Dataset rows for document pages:
++++++++++
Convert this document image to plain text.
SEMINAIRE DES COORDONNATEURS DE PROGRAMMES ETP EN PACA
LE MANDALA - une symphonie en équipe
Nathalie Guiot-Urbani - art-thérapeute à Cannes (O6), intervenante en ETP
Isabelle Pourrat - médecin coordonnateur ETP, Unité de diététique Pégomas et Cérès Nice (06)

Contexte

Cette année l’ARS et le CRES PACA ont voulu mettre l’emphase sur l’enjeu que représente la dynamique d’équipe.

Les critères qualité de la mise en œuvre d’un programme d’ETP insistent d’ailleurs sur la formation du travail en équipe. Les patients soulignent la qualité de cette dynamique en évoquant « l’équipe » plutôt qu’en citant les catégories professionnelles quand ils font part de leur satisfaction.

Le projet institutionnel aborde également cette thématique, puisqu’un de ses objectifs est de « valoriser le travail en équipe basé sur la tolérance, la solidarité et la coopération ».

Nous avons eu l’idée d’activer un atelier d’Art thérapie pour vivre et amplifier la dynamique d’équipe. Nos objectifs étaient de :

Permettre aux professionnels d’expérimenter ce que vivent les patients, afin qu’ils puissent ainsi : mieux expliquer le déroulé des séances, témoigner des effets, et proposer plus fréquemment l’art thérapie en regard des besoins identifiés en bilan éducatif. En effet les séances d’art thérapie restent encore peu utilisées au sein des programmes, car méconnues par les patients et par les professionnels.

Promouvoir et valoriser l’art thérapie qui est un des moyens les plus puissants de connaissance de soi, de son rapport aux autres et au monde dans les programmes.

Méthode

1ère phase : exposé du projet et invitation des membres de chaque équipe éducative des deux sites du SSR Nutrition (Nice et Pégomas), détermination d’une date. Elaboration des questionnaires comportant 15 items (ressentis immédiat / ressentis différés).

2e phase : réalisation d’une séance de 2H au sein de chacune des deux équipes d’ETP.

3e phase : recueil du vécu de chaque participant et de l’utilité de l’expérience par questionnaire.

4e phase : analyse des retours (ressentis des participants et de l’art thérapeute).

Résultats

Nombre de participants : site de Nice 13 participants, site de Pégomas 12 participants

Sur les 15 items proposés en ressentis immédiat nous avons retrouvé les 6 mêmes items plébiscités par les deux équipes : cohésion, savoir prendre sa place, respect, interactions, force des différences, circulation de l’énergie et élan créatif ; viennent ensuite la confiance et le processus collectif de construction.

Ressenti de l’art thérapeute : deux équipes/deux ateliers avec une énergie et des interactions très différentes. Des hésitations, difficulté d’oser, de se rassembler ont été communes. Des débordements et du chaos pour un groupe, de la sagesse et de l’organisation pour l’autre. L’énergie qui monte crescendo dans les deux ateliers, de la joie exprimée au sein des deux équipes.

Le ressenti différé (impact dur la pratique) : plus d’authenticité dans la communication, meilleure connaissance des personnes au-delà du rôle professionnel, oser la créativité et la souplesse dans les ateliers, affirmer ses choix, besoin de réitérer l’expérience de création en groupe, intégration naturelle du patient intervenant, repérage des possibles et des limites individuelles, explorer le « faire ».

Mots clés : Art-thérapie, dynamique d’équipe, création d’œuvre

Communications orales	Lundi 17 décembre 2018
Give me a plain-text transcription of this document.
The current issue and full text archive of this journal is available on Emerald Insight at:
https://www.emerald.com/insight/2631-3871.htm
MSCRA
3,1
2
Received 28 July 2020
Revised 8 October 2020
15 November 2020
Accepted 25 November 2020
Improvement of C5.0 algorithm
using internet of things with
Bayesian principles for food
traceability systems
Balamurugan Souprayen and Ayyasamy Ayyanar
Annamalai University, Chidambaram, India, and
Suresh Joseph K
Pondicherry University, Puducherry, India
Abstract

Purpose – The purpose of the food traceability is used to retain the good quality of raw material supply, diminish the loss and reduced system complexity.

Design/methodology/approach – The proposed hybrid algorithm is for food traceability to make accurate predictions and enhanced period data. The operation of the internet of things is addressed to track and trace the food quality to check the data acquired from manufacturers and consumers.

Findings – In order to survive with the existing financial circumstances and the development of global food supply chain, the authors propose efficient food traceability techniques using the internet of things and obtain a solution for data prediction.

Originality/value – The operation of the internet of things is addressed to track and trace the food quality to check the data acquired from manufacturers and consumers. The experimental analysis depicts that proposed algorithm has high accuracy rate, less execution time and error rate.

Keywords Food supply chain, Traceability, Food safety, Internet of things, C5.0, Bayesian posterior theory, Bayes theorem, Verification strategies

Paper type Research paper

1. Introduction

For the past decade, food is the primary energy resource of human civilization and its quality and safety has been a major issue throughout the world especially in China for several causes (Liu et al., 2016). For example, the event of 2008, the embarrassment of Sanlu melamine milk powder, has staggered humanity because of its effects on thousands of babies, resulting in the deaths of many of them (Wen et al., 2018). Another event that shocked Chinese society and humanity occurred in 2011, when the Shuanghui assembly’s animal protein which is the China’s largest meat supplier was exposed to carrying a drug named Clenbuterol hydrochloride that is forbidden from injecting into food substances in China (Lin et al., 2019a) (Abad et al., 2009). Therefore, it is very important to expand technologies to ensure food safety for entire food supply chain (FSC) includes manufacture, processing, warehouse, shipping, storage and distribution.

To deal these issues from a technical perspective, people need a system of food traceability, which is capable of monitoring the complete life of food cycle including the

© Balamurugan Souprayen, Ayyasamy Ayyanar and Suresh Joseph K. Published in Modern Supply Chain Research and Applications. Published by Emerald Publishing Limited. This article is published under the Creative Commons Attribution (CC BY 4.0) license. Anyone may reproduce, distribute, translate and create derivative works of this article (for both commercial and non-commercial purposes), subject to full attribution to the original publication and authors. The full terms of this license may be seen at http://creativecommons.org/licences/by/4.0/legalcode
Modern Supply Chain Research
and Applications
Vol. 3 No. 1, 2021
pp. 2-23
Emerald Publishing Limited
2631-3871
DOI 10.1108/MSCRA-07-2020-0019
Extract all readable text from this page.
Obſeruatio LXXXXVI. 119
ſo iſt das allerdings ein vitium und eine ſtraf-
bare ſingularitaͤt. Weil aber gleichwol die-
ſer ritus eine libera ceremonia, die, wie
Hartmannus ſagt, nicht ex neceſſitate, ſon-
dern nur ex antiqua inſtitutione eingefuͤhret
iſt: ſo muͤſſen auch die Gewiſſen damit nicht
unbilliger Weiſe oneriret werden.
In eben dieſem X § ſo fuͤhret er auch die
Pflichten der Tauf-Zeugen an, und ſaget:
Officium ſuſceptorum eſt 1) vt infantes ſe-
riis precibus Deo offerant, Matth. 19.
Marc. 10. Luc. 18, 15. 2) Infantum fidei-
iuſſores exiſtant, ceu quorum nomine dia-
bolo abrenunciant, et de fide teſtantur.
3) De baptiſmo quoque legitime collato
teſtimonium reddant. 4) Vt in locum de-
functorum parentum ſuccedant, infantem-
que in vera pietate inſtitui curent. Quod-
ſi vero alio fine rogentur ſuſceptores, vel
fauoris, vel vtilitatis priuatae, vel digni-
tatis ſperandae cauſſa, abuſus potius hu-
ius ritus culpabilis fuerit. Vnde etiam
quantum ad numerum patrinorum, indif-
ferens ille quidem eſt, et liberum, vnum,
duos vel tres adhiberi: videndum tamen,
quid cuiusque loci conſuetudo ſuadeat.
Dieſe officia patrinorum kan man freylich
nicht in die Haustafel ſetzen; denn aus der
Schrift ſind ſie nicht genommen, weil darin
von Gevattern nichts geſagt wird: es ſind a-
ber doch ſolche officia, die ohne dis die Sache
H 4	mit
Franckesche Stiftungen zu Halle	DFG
++++++++++
Print out the records exactly as they were entered.

Convert this document image to plain text.
SEMINAIRE DES COORDONNATEURS DE PROGRAMMES ETP EN PACA
LE MANDALA - une symphonie en équipe
Nathalie Guiot-Urbani - art-thérapeute à Cannes (O6), intervenante en ETP
Isabelle Pourrat - médecin coordonnateur ETP, Unité de diététique Pégomas et Cérès Nice (06)

Contexte

Cette année l’ARS et le CRES PACA ont voulu mettre l’emphase sur l’enjeu que représente la dynamique d’équipe.

Les critères qualité de la mise en œuvre d’un programme d’ETP insistent d’ailleurs sur la formation du travail en équipe. Les patients soulignent la qualité de cette dynamique en évoquant « l’équipe » plutôt qu’en citant les catégories professionnelles quand ils font part de leur satisfaction.

Le projet institutionnel aborde également cette thématique, puisqu’un de ses objectifs est de « valoriser le travail en équipe basé sur la tolérance, la solidarité et la coopération ».

Nous avons eu l’idée d’activer un atelier d’Art thérapie pour vivre et amplifier la dynamique d’équipe. Nos objectifs étaient de :

Permettre aux professionnels d’expérimenter ce que vivent les patients, afin qu’ils puissent ainsi : mieux expliquer le déroulé des séances, témoigner des effets, et proposer plus fréquemment l’art thérapie en regard des besoins identifiés en bilan éducatif. En effet les séances d’art thérapie restent encore peu utilisées au sein des programmes, car méconnues par les patients et par les professionnels.

Promouvoir et valoriser l’art thérapie qui est un des moyens les plus puissants de connaissance de soi, de son rapport aux autres et au monde dans les programmes.

Méthode

1ère phase : exposé du projet et invitation des membres de chaque équipe éducative des deux sites du SSR Nutrition (Nice et Pégomas), détermination d’une date. Elaboration des questionnaires comportant 15 items (ressentis immédiat / ressentis différés).

2e phase : réalisation d’une séance de 2H au sein de chacune des deux équipes d’ETP.

3e phase : recueil du vécu de chaque participant et de l’utilité de l’expérience par questionnaire.

4e phase : analyse des retours (ressentis des participants et de l’art thérapeute).

Résultats

Nombre de participants : site de Nice 13 participants, site de Pégomas 12 participants

Sur les 15 items proposés en ressentis immédiat nous avons retrouvé les 6 mêmes items plébiscités par les deux équipes : cohésion, savoir prendre sa place, respect, interactions, force des différences, circulation de l’énergie et élan créatif ; viennent ensuite la confiance et le processus collectif de construction.

Ressenti de l’art thérapeute : deux équipes/deux ateliers avec une énergie et des interactions très différentes. Des hésitations, difficulté d’oser, de se rassembler ont été communes. Des débordements et du chaos pour un groupe, de la sagesse et de l’organisation pour l’autre. L’énergie qui monte crescendo dans les deux ateliers, de la joie exprimée au sein des deux équipes.

Le ressenti différé (impact dur la pratique) : plus d’authenticité dans la communication, meilleure connaissance des personnes au-delà du rôle professionnel, oser la créativité et la souplesse dans les ateliers, affirmer ses choix, besoin de réitérer l’expérience de création en groupe, intégration naturelle du patient intervenant, repérage des possibles et des limites individuelles, explorer le « faire ».

Mots clés : Art-thérapie, dynamique d’équipe, création d’œuvre

Communications orales	Lundi 17 décembre 2018
Give me a plain-text transcription of this document.
The current issue and full text archive of this journal is available on Emerald Insight at:
https://www.emerald.com/insight/2631-3871.htm
MSCRA
3,1
2
Received 28 July 2020
Revised 8 October 2020
15 November 2020
Accepted 25 November 2020
Improvement of C5.0 algorithm
using internet of things with
Bayesian principles for food
traceability systems
Balamurugan Souprayen and Ayyasamy Ayyanar
Annamalai University, Chidambaram, India, and
Suresh Joseph K
Pondicherry University, Puducherry, India
Abstract

Purpose – The purpose of the food traceability is used to retain the good quality of raw material supply, diminish the loss and reduced system complexity.

Design/methodology/approach – The proposed hybrid algorithm is for food traceability to make accurate predictions and enhanced period data. The operation of the internet of things is addressed to track and trace the food quality to check the data acquired from manufacturers and consumers.

Findings – In order to survive with the existing financial circumstances and the development of global food supply chain, the authors propose efficient food traceability techniques using the internet of things and obtain a solution for data prediction.

Originality/value – The operation of the internet of things is addressed to track and trace the food quality to check the data acquired from manufacturers and consumers. The experimental analysis depicts that proposed algorithm has high accuracy rate, less execution time and error rate.

Keywords Food supply chain, Traceability, Food safety, Internet of things, C5.0, Bayesian posterior theory, Bayes theorem, Verification strategies

Paper type Research paper

1. Introduction

For the past decade, food is the primary energy resource of human civilization and its quality and safety has been a major issue throughout the world especially in China for several causes (Liu et al., 2016). For example, the event of 2008, the embarrassment of Sanlu melamine milk powder, has staggered humanity because of its effects on thousands of babies, resulting in the deaths of many of them (Wen et al., 2018). Another event that shocked Chinese society and humanity occurred in 2011, when the Shuanghui assembly’s animal protein which is the China’s largest meat supplier was exposed to carrying a drug named Clenbuterol hydrochloride that is forbidden from injecting into food substances in China (Lin et al., 2019a) (Abad et al., 2009). Therefore, it is very important to expand technologies to ensure food safety for entire food supply chain (FSC) includes manufacture, processing, warehouse, shipping, storage and distribution.

To deal these issues from a technical perspective, people need a system of food traceability, which is capable of monitoring the complete life of food cycle including the

© Balamurugan Souprayen, Ayyasamy Ayyanar and Suresh Joseph K. Published in Modern Supply Chain Research and Applications. Published by Emerald Publishing Limited. This article is published under the Creative Commons Attribution (CC BY 4.0) license. Anyone may reproduce, distribute, translate and create derivative works of this article (for both commercial and non-commercial purposes), subject to full attribution to the original publication and authors. The full terms of this license may be seen at http://creativecommons.org/licences/by/4.0/legalcode
Modern Supply Chain Research
and Applications
Vol. 3 No. 1, 2021
pp. 2-23
Emerald Publishing Limited
2631-3871
DOI 10.1108/MSCRA-07-2020-0019
Extract all readable text from this page.
Obſeruatio LXXXXVI. 119
ſo iſt das allerdings ein vitium und eine ſtraf-
bare ſingularitaͤt. Weil aber gleichwol die-
ſer ritus eine libera ceremonia, die, wie
Hartmannus ſagt, nicht ex neceſſitate, ſon-
dern nur ex antiqua inſtitutione eingefuͤhret
iſt: ſo muͤſſen auch die Gewiſſen damit nicht
unbilliger Weiſe oneriret werden.
In eben dieſem X § ſo fuͤhret er auch die
Pflichten der Tauf-Zeugen an, und ſaget:
Officium ſuſceptorum eſt 1) vt infantes ſe-
riis precibus Deo offerant, Matth. 19.
Marc. 10. Luc. 18, 15. 2) Infantum fidei-
iuſſores exiſtant, ceu quorum nomine dia-
bolo abrenunciant, et de fide teſtantur.
3) De baptiſmo quoque legitime collato
teſtimonium reddant. 4) Vt in locum de-
functorum parentum ſuccedant, infantem-
que in vera pietate inſtitui curent. Quod-
ſi vero alio fine rogentur ſuſceptores, vel
fauoris, vel vtilitatis priuatae, vel digni-
tatis ſperandae cauſſa, abuſus potius hu-
ius ritus culpabilis fuerit. Vnde etiam
quantum ad numerum patrinorum, indif-
ferens ille quidem eſt, et liberum, vnum,
duos vel tres adhiberi: videndum tamen,
quid cuiusque loci conſuetudo ſuadeat.
Dieſe officia patrinorum kan man freylich
nicht in die Haustafel ſetzen; denn aus der
Schrift ſind ſie nicht genommen, weil darin
von Gevattern nichts geſagt wird: es ſind a-
ber doch ſolche officia, die ohne dis die Sache
H 4	mit
Franckesche Stiftungen zu Halle	DFG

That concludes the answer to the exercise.